* _Material shown_
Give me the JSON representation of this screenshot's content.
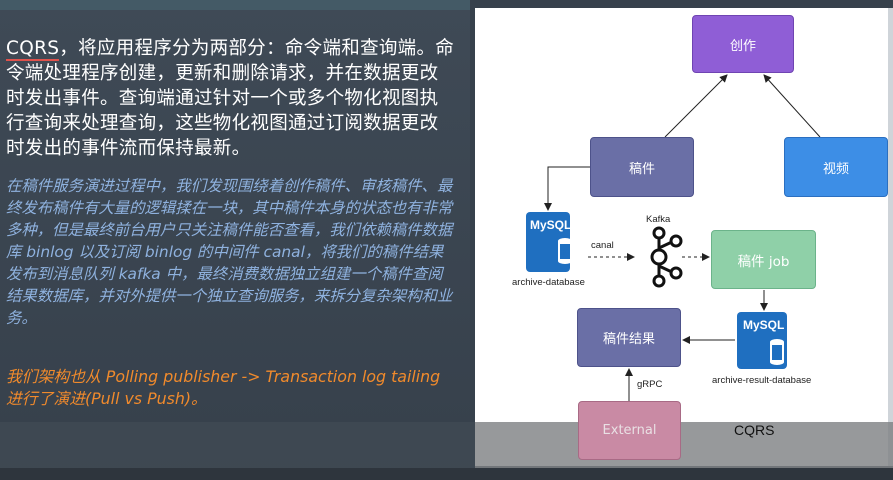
{
  "left": {
    "main_word": "CQRS",
    "main_rest": "，将应用程序分为两部分：命令端和查询端。命令端处理程序创建，更新和删除请求，并在数据更改时发出事件。查询端通过针对一个或多个物化视图执行查询来处理查询，这些物化视图通过订阅数据更改时发出的事件流而保持最新。",
    "blue_paragraph": "在稿件服务演进过程中，我们发现围绕着创作稿件、审核稿件、最终发布稿件有大量的逻辑揉在一块，其中稿件本身的状态也有非常多种，但是最终前台用户只关注稿件能否查看，我们依赖稿件数据库 binlog 以及订阅 binlog 的中间件 canal，将我们的稿件结果发布到消息队列 kafka 中，最终消费数据独立组建一个稿件查阅结果数据库，并对外提供一个独立查询服务，来拆分复杂架构和业务。",
    "orange_paragraph": "我们架构也从 Polling publisher -> Transaction log tailing 进行了演进(Pull vs Push)。"
  },
  "diagram": {
    "nodes": {
      "create": "创作",
      "draft": "稿件",
      "video": "视频",
      "job": "稿件 job",
      "result": "稿件结果",
      "external": "External"
    },
    "labels": {
      "kafka": "Kafka",
      "canal": "canal",
      "grpc": "gRPC",
      "archive_db": "archive-database",
      "archive_result_db": "archive-result-database",
      "mysql": "MySQL",
      "mysql_m": "M"
    },
    "caption": "CQRS"
  },
  "colors": {
    "create": "#8f5ed6",
    "draft": "#6a6fa6",
    "video": "#3d8ee6",
    "job": "#8fd0a8",
    "external": "#c98aa4",
    "mysql": "#1f6fc0"
  }
}
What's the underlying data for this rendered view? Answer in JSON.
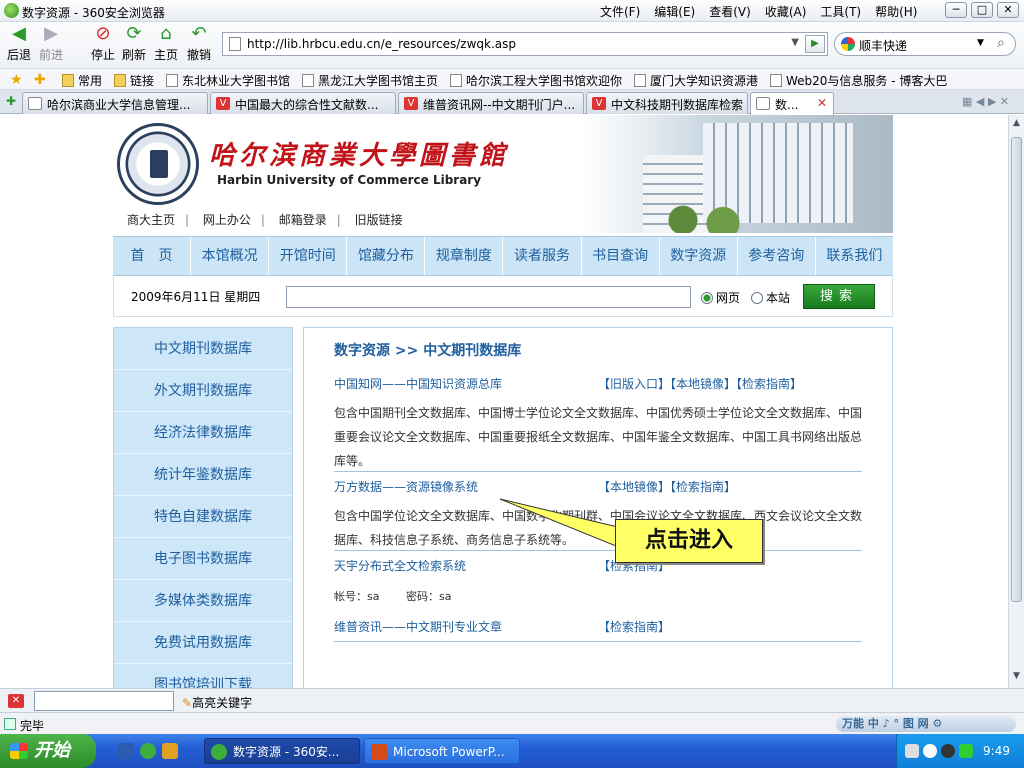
{
  "browser": {
    "title": "数字资源 - 360安全浏览器",
    "menu": [
      "文件(F)",
      "编辑(E)",
      "查看(V)",
      "收藏(A)",
      "工具(T)",
      "帮助(H)"
    ],
    "toolbar": [
      "后退",
      "前进",
      "停止",
      "刷新",
      "主页",
      "撤销"
    ],
    "url": "http://lib.hrbcu.edu.cn/e_resources/zwqk.asp",
    "search_engine": "顺丰快递",
    "favorites": [
      "常用",
      "链接",
      "东北林业大学图书馆",
      "黑龙江大学图书馆主页",
      "哈尔滨工程大学图书馆欢迎你",
      "厦门大学知识资源港",
      "Web20与信息服务 - 博客大巴"
    ],
    "tabs": [
      "哈尔滨商业大学信息管理...",
      "中国最大的综合性文献数...",
      "维普资讯网--中文期刊门户...",
      "中文科技期刊数据库检索",
      "数..."
    ],
    "find_label": "高亮关键字",
    "status": "完毕",
    "status_right": "万能 中 ♪ ° 图 网 ⚙"
  },
  "library": {
    "name_cn": "哈尔滨商業大學圖書館",
    "name_en": "Harbin University of Commerce Library",
    "top_links": [
      "商大主页",
      "网上办公",
      "邮箱登录",
      "旧版链接"
    ],
    "nav": [
      "首　页",
      "本馆概况",
      "开馆时间",
      "馆藏分布",
      "规章制度",
      "读者服务",
      "书目查询",
      "数字资源",
      "参考咨询",
      "联系我们"
    ],
    "date": "2009年6月11日  星期四",
    "radio_web": "网页",
    "radio_site": "本站",
    "search_btn": "搜索"
  },
  "sidebar": [
    "中文期刊数据库",
    "外文期刊数据库",
    "经济法律数据库",
    "统计年鉴数据库",
    "特色自建数据库",
    "电子图书数据库",
    "多媒体类数据库",
    "免费试用数据库",
    "图书馆培训下载"
  ],
  "content": {
    "breadcrumb": "数字资源  >>  中文期刊数据库",
    "entries": [
      {
        "title": "中国知网——中国知识资源总库",
        "links": "【旧版入口】【本地镜像】【检索指南】",
        "desc": "包含中国期刊全文数据库、中国博士学位论文全文数据库、中国优秀硕士学位论文全文数据库、中国重要会议论文全文数据库、中国重要报纸全文数据库、中国年鉴全文数据库、中国工具书网络出版总库等。"
      },
      {
        "title": "万方数据——资源镜像系统",
        "links": "【本地镜像】【检索指南】",
        "desc": "包含中国学位论文全文数据库、中国数字化期刊群、中国会议论文全文数据库、西文会议论文全文数据库、科技信息子系统、商务信息子系统等。"
      },
      {
        "title": "天宇分布式全文检索系统",
        "links": "【检索指南】",
        "desc": ""
      },
      {
        "title": "维普资讯——中文期刊专业文章",
        "links": "【检索指南】",
        "desc": ""
      }
    ],
    "account_label": "帐号：sa",
    "password_label": "密码：sa"
  },
  "callout": "点击进入",
  "taskbar": {
    "start": "开始",
    "tasks": [
      "数字资源 - 360安...",
      "Microsoft PowerP..."
    ],
    "clock": "9:49"
  }
}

* _Problem requirements_
Extract the full listing exactly, with the pictures left out.

* _Task solution_
Give me the JSON representation of this screenshot's content.
{
  "left": {
    "main_word": "CQRS",
    "main_rest": "，将应用程序分为两部分：命令端和查询端。命令端处理程序创建，更新和删除请求，并在数据更改时发出事件。查询端通过针对一个或多个物化视图执行查询来处理查询，这些物化视图通过订阅数据更改时发出的事件流而保持最新。",
    "blue_paragraph": "在稿件服务演进过程中，我们发现围绕着创作稿件、审核稿件、最终发布稿件有大量的逻辑揉在一块，其中稿件本身的状态也有非常多种，但是最终前台用户只关注稿件能否查看，我们依赖稿件数据库 binlog 以及订阅 binlog 的中间件 canal，将我们的稿件结果发布到消息队列 kafka 中，最终消费数据独立组建一个稿件查阅结果数据库，并对外提供一个独立查询服务，来拆分复杂架构和业务。",
    "orange_paragraph": "我们架构也从 Polling publisher -> Transaction log tailing 进行了演进(Pull vs Push)。"
  },
  "diagram": {
    "nodes": {
      "create": "创作",
      "draft": "稿件",
      "video": "视频",
      "job": "稿件 job",
      "result": "稿件结果",
      "external": "External"
    },
    "labels": {
      "kafka": "Kafka",
      "canal": "canal",
      "grpc": "gRPC",
      "archive_db": "archive-database",
      "archive_result_db": "archive-result-database",
      "mysql": "MySQL",
      "mysql_m": "M"
    },
    "caption": "CQRS"
  },
  "colors": {
    "create": "#8f5ed6",
    "draft": "#6a6fa6",
    "video": "#3d8ee6",
    "job": "#8fd0a8",
    "external": "#c98aa4",
    "mysql": "#1f6fc0"
  }
}
What's the underlying data for this rendered view? Answer in JSON.
{
  "browser": {
    "title": "数字资源 - 360安全浏览器",
    "menu": [
      "文件(F)",
      "编辑(E)",
      "查看(V)",
      "收藏(A)",
      "工具(T)",
      "帮助(H)"
    ],
    "toolbar": [
      "后退",
      "前进",
      "停止",
      "刷新",
      "主页",
      "撤销"
    ],
    "url": "http://lib.hrbcu.edu.cn/e_resources/zwqk.asp",
    "search_engine": "顺丰快递",
    "favorites": [
      "常用",
      "链接",
      "东北林业大学图书馆",
      "黑龙江大学图书馆主页",
      "哈尔滨工程大学图书馆欢迎你",
      "厦门大学知识资源港",
      "Web20与信息服务 - 博客大巴"
    ],
    "tabs": [
      "哈尔滨商业大学信息管理...",
      "中国最大的综合性文献数...",
      "维普资讯网--中文期刊门户...",
      "中文科技期刊数据库检索",
      "数..."
    ],
    "find_label": "高亮关键字",
    "status": "完毕",
    "status_right": "万能 中 ♪ ° 图 网 ⚙"
  },
  "library": {
    "name_cn": "哈尔滨商業大學圖書館",
    "name_en": "Harbin University of Commerce Library",
    "top_links": [
      "商大主页",
      "网上办公",
      "邮箱登录",
      "旧版链接"
    ],
    "nav": [
      "首　页",
      "本馆概况",
      "开馆时间",
      "馆藏分布",
      "规章制度",
      "读者服务",
      "书目查询",
      "数字资源",
      "参考咨询",
      "联系我们"
    ],
    "date": "2009年6月11日  星期四",
    "radio_web": "网页",
    "radio_site": "本站",
    "search_btn": "搜索"
  },
  "sidebar": [
    "中文期刊数据库",
    "外文期刊数据库",
    "经济法律数据库",
    "统计年鉴数据库",
    "特色自建数据库",
    "电子图书数据库",
    "多媒体类数据库",
    "免费试用数据库",
    "图书馆培训下载"
  ],
  "content": {
    "breadcrumb": "数字资源  >>  中文期刊数据库",
    "entries": [
      {
        "title": "中国知网——中国知识资源总库",
        "links": "【旧版入口】【本地镜像】【检索指南】",
        "desc": "包含中国期刊全文数据库、中国博士学位论文全文数据库、中国优秀硕士学位论文全文数据库、中国重要会议论文全文数据库、中国重要报纸全文数据库、中国年鉴全文数据库、中国工具书网络出版总库等。"
      },
      {
        "title": "万方数据——资源镜像系统",
        "links": "【本地镜像】【检索指南】",
        "desc": "包含中国学位论文全文数据库、中国数字化期刊群、中国会议论文全文数据库、西文会议论文全文数据库、科技信息子系统、商务信息子系统等。"
      },
      {
        "title": "天宇分布式全文检索系统",
        "links": "【检索指南】",
        "desc": ""
      },
      {
        "title": "维普资讯——中文期刊专业文章",
        "links": "【检索指南】",
        "desc": ""
      }
    ],
    "account_label": "帐号：sa",
    "password_label": "密码：sa"
  },
  "callout": "点击进入",
  "taskbar": {
    "start": "开始",
    "tasks": [
      "数字资源 - 360安...",
      "Microsoft PowerP..."
    ],
    "clock": "9:49"
  }
}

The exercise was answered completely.